:: What you need to do ::
Report how many lines contain "copies". Give the number and nothing else.

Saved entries
========================================
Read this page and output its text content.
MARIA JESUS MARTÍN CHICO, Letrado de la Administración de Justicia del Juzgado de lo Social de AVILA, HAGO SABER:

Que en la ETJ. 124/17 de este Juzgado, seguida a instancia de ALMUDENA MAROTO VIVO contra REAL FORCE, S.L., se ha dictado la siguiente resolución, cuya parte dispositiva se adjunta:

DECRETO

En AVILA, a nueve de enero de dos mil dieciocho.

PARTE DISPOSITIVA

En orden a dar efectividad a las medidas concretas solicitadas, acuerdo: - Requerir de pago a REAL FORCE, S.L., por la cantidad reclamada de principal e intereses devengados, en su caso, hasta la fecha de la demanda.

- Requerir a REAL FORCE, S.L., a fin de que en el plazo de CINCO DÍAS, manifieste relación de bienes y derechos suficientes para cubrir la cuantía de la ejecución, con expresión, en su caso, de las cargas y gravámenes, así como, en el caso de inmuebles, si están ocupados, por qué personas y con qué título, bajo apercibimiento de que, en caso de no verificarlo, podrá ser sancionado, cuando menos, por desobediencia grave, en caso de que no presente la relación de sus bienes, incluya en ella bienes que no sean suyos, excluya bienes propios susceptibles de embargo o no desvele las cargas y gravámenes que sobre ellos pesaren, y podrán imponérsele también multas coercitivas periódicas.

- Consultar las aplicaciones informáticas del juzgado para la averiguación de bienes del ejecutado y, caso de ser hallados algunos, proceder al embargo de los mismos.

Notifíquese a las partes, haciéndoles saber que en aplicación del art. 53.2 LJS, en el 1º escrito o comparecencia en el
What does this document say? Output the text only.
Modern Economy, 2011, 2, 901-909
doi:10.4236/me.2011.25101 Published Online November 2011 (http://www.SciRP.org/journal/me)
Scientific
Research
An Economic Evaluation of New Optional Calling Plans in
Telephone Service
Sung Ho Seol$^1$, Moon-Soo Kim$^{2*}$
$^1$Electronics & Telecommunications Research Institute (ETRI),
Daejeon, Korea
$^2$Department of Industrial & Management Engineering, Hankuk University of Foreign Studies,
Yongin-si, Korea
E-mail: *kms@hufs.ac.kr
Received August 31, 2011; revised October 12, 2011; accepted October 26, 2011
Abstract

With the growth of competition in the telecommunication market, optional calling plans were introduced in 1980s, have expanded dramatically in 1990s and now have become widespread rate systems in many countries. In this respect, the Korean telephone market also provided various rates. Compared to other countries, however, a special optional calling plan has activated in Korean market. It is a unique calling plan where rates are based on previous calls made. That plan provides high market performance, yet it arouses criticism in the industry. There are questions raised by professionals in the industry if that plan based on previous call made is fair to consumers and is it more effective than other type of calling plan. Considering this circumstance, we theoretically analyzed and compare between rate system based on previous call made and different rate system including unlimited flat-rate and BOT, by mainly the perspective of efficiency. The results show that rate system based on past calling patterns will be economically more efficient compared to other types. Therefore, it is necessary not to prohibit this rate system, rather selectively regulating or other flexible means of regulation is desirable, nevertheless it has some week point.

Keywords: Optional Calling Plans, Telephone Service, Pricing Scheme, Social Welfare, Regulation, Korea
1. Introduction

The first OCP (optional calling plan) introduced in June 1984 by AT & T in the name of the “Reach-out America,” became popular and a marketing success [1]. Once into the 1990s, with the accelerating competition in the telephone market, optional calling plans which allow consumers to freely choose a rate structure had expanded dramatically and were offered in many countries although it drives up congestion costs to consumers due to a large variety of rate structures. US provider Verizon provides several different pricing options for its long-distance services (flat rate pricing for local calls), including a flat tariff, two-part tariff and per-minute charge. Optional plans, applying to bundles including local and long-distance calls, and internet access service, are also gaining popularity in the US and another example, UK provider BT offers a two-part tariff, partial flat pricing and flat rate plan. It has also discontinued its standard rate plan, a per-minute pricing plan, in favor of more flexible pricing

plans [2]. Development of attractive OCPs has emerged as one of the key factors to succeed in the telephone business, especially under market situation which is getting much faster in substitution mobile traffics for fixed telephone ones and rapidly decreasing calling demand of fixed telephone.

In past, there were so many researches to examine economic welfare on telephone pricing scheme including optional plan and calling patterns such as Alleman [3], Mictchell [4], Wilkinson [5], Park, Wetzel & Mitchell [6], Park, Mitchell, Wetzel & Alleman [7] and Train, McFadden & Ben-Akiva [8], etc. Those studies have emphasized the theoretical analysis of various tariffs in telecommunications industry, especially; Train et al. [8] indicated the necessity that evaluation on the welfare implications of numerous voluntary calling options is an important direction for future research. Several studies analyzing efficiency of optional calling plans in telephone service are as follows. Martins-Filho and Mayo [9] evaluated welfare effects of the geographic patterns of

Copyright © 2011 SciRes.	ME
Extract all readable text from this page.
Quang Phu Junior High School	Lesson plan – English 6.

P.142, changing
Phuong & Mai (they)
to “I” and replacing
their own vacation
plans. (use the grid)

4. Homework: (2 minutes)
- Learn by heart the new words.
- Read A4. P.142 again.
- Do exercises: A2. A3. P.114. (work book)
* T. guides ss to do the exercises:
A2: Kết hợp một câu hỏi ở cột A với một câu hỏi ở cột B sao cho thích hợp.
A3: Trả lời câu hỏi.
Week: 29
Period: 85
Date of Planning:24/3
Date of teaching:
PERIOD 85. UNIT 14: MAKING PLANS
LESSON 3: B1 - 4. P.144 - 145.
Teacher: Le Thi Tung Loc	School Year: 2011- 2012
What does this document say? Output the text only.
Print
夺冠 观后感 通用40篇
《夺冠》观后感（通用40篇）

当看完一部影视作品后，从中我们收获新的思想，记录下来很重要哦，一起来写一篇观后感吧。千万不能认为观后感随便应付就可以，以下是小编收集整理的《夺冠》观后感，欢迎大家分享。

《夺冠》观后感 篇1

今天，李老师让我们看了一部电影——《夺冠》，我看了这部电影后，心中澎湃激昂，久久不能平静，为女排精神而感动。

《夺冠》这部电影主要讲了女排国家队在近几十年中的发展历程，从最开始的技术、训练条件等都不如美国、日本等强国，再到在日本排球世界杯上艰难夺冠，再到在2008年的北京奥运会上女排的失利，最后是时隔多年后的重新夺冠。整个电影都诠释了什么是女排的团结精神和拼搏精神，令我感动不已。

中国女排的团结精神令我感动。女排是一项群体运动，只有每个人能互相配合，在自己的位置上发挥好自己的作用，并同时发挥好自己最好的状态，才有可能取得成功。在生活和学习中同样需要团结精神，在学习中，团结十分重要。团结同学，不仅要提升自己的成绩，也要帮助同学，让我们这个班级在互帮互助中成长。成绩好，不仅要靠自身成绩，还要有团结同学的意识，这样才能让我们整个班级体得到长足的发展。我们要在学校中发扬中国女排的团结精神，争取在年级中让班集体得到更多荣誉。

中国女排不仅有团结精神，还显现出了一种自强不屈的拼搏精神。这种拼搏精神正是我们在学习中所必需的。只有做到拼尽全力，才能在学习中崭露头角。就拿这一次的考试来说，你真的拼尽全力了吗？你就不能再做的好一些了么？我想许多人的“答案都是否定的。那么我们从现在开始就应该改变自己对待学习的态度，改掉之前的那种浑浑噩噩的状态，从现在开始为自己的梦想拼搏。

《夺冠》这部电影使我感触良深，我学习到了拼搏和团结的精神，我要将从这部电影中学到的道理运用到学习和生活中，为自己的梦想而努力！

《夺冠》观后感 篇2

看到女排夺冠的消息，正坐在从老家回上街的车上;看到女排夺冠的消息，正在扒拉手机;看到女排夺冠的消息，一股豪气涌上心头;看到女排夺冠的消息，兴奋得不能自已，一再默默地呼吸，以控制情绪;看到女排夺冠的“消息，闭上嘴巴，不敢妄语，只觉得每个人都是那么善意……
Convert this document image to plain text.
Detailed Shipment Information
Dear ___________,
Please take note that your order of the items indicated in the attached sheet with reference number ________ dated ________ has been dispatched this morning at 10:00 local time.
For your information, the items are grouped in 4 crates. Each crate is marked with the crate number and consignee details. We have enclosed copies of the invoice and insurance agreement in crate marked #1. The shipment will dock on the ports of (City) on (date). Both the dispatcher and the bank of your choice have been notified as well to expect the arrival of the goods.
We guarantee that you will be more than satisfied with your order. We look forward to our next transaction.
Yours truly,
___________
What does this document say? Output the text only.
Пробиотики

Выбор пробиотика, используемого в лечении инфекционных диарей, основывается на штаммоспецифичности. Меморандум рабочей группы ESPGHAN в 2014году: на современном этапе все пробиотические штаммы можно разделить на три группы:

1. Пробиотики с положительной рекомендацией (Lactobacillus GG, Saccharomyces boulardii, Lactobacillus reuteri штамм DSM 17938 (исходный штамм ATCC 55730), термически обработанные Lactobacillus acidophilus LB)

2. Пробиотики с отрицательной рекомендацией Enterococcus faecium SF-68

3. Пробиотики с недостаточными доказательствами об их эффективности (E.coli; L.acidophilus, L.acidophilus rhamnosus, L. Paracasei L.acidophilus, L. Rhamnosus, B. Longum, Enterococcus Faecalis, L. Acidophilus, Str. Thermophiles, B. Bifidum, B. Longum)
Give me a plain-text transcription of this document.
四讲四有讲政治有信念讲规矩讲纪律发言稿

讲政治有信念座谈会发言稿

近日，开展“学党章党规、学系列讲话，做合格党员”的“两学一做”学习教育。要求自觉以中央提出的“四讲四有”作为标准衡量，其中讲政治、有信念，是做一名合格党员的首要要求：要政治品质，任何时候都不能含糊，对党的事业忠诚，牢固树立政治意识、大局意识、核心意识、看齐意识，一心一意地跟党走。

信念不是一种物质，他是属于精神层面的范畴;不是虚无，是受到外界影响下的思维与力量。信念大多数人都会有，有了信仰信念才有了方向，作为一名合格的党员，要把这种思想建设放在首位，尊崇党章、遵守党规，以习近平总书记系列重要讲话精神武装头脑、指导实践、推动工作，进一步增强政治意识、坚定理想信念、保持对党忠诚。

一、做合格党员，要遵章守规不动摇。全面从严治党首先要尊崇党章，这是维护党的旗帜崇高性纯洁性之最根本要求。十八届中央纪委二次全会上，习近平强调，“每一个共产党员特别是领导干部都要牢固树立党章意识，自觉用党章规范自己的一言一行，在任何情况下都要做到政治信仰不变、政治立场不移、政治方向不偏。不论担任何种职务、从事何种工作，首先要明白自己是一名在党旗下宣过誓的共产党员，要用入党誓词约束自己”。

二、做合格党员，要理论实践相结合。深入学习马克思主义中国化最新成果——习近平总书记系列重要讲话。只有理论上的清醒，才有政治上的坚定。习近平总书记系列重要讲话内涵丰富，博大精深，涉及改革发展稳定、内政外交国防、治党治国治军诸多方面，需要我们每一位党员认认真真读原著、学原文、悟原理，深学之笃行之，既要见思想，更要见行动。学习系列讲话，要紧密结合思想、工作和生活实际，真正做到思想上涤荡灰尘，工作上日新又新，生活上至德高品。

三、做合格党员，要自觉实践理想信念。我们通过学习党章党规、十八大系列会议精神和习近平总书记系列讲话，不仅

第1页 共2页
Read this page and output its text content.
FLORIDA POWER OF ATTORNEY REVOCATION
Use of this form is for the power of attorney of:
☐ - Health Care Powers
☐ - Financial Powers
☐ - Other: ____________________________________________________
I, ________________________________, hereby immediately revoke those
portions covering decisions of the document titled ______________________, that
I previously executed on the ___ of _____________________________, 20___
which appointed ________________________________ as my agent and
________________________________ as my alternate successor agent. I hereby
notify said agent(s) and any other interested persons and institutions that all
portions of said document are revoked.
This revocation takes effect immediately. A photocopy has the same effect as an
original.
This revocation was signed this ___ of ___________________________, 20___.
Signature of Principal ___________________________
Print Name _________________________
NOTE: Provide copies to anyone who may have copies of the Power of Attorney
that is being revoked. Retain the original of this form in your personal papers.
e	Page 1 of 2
========================================
:: Task solution ::
2